** BEGIN Provided data **

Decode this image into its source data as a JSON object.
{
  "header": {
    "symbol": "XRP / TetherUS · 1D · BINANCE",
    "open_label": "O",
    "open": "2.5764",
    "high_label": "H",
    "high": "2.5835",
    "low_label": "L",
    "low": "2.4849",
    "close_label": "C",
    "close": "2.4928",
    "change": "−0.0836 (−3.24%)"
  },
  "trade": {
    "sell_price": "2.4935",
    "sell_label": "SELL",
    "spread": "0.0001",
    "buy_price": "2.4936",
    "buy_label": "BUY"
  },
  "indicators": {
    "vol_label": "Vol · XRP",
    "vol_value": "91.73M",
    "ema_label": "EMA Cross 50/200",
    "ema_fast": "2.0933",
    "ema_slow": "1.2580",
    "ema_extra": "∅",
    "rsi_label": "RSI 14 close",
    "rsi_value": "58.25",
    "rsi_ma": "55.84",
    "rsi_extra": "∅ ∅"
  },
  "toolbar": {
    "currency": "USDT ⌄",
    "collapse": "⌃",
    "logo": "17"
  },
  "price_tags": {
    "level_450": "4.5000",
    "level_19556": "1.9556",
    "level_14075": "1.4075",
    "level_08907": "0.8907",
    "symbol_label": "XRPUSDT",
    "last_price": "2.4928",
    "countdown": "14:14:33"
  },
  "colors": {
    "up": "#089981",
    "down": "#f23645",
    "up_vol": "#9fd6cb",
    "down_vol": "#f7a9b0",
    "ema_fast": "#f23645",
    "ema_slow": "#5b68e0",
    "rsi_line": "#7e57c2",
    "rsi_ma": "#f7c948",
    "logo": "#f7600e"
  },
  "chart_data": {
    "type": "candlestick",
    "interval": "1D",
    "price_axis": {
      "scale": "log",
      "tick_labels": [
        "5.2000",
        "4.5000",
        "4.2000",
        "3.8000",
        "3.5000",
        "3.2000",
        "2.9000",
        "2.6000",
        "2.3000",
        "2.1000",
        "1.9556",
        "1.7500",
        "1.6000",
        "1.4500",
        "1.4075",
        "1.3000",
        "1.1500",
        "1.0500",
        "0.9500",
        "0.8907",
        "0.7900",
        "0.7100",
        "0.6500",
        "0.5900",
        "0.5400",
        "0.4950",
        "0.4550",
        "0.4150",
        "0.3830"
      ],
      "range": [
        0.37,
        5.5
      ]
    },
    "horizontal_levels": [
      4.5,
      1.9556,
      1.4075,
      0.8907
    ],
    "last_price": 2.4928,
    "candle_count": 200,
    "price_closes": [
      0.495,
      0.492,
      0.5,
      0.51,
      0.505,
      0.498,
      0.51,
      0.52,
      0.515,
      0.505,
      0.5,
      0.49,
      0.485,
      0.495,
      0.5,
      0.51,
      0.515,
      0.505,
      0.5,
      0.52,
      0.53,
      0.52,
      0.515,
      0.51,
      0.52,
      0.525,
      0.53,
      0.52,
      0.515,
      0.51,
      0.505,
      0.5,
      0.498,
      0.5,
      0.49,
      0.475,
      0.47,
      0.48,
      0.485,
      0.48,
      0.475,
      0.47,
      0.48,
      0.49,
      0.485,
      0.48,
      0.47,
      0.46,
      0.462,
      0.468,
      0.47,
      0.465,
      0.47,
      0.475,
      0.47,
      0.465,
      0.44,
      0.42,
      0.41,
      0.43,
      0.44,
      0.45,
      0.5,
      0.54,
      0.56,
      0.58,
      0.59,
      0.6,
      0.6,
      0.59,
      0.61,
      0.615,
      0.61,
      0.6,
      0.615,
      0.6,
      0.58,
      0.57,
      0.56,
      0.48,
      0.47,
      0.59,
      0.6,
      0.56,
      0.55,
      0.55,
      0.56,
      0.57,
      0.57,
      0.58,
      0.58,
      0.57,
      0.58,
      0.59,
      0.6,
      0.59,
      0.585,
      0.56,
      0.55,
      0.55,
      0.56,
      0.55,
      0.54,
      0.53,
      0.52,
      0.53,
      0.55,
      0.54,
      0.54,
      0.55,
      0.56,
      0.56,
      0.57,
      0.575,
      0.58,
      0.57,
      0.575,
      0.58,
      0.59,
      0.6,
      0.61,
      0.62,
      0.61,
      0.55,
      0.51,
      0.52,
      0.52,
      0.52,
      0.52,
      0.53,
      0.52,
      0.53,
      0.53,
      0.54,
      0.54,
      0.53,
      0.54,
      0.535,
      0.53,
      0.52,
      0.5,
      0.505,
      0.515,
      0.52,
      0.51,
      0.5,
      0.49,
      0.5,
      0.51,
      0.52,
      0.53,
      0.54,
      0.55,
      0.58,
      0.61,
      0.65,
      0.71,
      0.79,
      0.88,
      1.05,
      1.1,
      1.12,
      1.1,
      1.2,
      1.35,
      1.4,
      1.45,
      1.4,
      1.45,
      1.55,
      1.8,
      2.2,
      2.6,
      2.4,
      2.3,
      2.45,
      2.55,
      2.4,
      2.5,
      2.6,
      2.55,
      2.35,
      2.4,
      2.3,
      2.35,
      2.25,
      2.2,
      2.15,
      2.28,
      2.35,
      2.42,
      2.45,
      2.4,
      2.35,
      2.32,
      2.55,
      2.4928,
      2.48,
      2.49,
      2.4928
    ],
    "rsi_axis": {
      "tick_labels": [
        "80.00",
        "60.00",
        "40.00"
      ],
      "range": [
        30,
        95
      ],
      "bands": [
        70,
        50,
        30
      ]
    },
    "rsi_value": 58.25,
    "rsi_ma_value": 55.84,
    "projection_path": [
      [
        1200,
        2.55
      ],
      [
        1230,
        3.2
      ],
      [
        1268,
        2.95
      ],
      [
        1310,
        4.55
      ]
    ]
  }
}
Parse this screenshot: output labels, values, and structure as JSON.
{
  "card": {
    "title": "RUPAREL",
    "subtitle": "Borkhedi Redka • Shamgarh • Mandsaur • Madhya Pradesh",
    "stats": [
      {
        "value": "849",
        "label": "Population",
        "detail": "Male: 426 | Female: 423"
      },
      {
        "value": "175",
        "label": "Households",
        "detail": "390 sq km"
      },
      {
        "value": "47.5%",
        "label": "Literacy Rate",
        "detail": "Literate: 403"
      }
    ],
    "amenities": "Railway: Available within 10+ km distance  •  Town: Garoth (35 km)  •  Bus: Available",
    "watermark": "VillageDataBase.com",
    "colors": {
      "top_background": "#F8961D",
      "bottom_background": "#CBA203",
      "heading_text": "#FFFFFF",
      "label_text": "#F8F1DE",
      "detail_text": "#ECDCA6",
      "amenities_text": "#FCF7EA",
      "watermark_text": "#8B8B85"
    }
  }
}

** END Provided data **

Restate the data above word for word, please.

Decode this image into its source data as a JSON object.
{
  "header": {
    "symbol": "XRP / TetherUS · 1D · BINANCE",
    "open_label": "O",
    "open": "2.5764",
    "high_label": "H",
    "high": "2.5835",
    "low_label": "L",
    "low": "2.4849",
    "close_label": "C",
    "close": "2.4928",
    "change": "−0.0836 (−3.24%)"
  },
  "trade": {
    "sell_price": "2.4935",
    "sell_label": "SELL",
    "spread": "0.0001",
    "buy_price": "2.4936",
    "buy_label": "BUY"
  },
  "indicators": {
    "vol_label": "Vol · XRP",
    "vol_value": "91.73M",
    "ema_label": "EMA Cross 50/200",
    "ema_fast": "2.0933",
    "ema_slow": "1.2580",
    "ema_extra": "∅",
    "rsi_label": "RSI 14 close",
    "rsi_value": "58.25",
    "rsi_ma": "55.84",
    "rsi_extra": "∅ ∅"
  },
  "toolbar": {
    "currency": "USDT ⌄",
    "collapse": "⌃",
    "logo": "17"
  },
  "price_tags": {
    "level_450": "4.5000",
    "level_19556": "1.9556",
    "level_14075": "1.4075",
    "level_08907": "0.8907",
    "symbol_label": "XRPUSDT",
    "last_price": "2.4928",
    "countdown": "14:14:33"
  },
  "colors": {
    "up": "#089981",
    "down": "#f23645",
    "up_vol": "#9fd6cb",
    "down_vol": "#f7a9b0",
    "ema_fast": "#f23645",
    "ema_slow": "#5b68e0",
    "rsi_line": "#7e57c2",
    "rsi_ma": "#f7c948",
    "logo": "#f7600e"
  },
  "chart_data": {
    "type": "candlestick",
    "interval": "1D",
    "price_axis": {
      "scale": "log",
      "tick_labels": [
        "5.2000",
        "4.5000",
        "4.2000",
        "3.8000",
        "3.5000",
        "3.2000",
        "2.9000",
        "2.6000",
        "2.3000",
        "2.1000",
        "1.9556",
        "1.7500",
        "1.6000",
        "1.4500",
        "1.4075",
        "1.3000",
        "1.1500",
        "1.0500",
        "0.9500",
        "0.8907",
        "0.7900",
        "0.7100",
        "0.6500",
        "0.5900",
        "0.5400",
        "0.4950",
        "0.4550",
        "0.4150",
        "0.3830"
      ],
      "range": [
        0.37,
        5.5
      ]
    },
    "horizontal_levels": [
      4.5,
      1.9556,
      1.4075,
      0.8907
    ],
    "last_price": 2.4928,
    "candle_count": 200,
    "price_closes": [
      0.495,
      0.492,
      0.5,
      0.51,
      0.505,
      0.498,
      0.51,
      0.52,
      0.515,
      0.505,
      0.5,
      0.49,
      0.485,
      0.495,
      0.5,
      0.51,
      0.515,
      0.505,
      0.5,
      0.52,
      0.53,
      0.52,
      0.515,
      0.51,
      0.52,
      0.525,
      0.53,
      0.52,
      0.515,
      0.51,
      0.505,
      0.5,
      0.498,
      0.5,
      0.49,
      0.475,
      0.47,
      0.48,
      0.485,
      0.48,
      0.475,
      0.47,
      0.48,
      0.49,
      0.485,
      0.48,
      0.47,
      0.46,
      0.462,
      0.468,
      0.47,
      0.465,
      0.47,
      0.475,
      0.47,
      0.465,
      0.44,
      0.42,
      0.41,
      0.43,
      0.44,
      0.45,
      0.5,
      0.54,
      0.56,
      0.58,
      0.59,
      0.6,
      0.6,
      0.59,
      0.61,
      0.615,
      0.61,
      0.6,
      0.615,
      0.6,
      0.58,
      0.57,
      0.56,
      0.48,
      0.47,
      0.59,
      0.6,
      0.56,
      0.55,
      0.55,
      0.56,
      0.57,
      0.57,
      0.58,
      0.58,
      0.57,
      0.58,
      0.59,
      0.6,
      0.59,
      0.585,
      0.56,
      0.55,
      0.55,
      0.56,
      0.55,
      0.54,
      0.53,
      0.52,
      0.53,
      0.55,
      0.54,
      0.54,
      0.55,
      0.56,
      0.56,
      0.57,
      0.575,
      0.58,
      0.57,
      0.575,
      0.58,
      0.59,
      0.6,
      0.61,
      0.62,
      0.61,
      0.55,
      0.51,
      0.52,
      0.52,
      0.52,
      0.52,
      0.53,
      0.52,
      0.53,
      0.53,
      0.54,
      0.54,
      0.53,
      0.54,
      0.535,
      0.53,
      0.52,
      0.5,
      0.505,
      0.515,
      0.52,
      0.51,
      0.5,
      0.49,
      0.5,
      0.51,
      0.52,
      0.53,
      0.54,
      0.55,
      0.58,
      0.61,
      0.65,
      0.71,
      0.79,
      0.88,
      1.05,
      1.1,
      1.12,
      1.1,
      1.2,
      1.35,
      1.4,
      1.45,
      1.4,
      1.45,
      1.55,
      1.8,
      2.2,
      2.6,
      2.4,
      2.3,
      2.45,
      2.55,
      2.4,
      2.5,
      2.6,
      2.55,
      2.35,
      2.4,
      2.3,
      2.35,
      2.25,
      2.2,
      2.15,
      2.28,
      2.35,
      2.42,
      2.45,
      2.4,
      2.35,
      2.32,
      2.55,
      2.4928,
      2.48,
      2.49,
      2.4928
    ],
    "rsi_axis": {
      "tick_labels": [
        "80.00",
        "60.00",
        "40.00"
      ],
      "range": [
        30,
        95
      ],
      "bands": [
        70,
        50,
        30
      ]
    },
    "rsi_value": 58.25,
    "rsi_ma_value": 55.84,
    "projection_path": [
      [
        1200,
        2.55
      ],
      [
        1230,
        3.2
      ],
      [
        1268,
        2.95
      ],
      [
        1310,
        4.55
      ]
    ]
  }
}
Parse this screenshot: output labels, values, and structure as JSON.
{
  "card": {
    "title": "RUPAREL",
    "subtitle": "Borkhedi Redka • Shamgarh • Mandsaur • Madhya Pradesh",
    "stats": [
      {
        "value": "849",
        "label": "Population",
        "detail": "Male: 426 | Female: 423"
      },
      {
        "value": "175",
        "label": "Households",
        "detail": "390 sq km"
      },
      {
        "value": "47.5%",
        "label": "Literacy Rate",
        "detail": "Literate: 403"
      }
    ],
    "amenities": "Railway: Available within 10+ km distance  •  Town: Garoth (35 km)  •  Bus: Available",
    "watermark": "VillageDataBase.com",
    "colors": {
      "top_background": "#F8961D",
      "bottom_background": "#CBA203",
      "heading_text": "#FFFFFF",
      "label_text": "#F8F1DE",
      "detail_text": "#ECDCA6",
      "amenities_text": "#FCF7EA",
      "watermark_text": "#8B8B85"
    }
  }
}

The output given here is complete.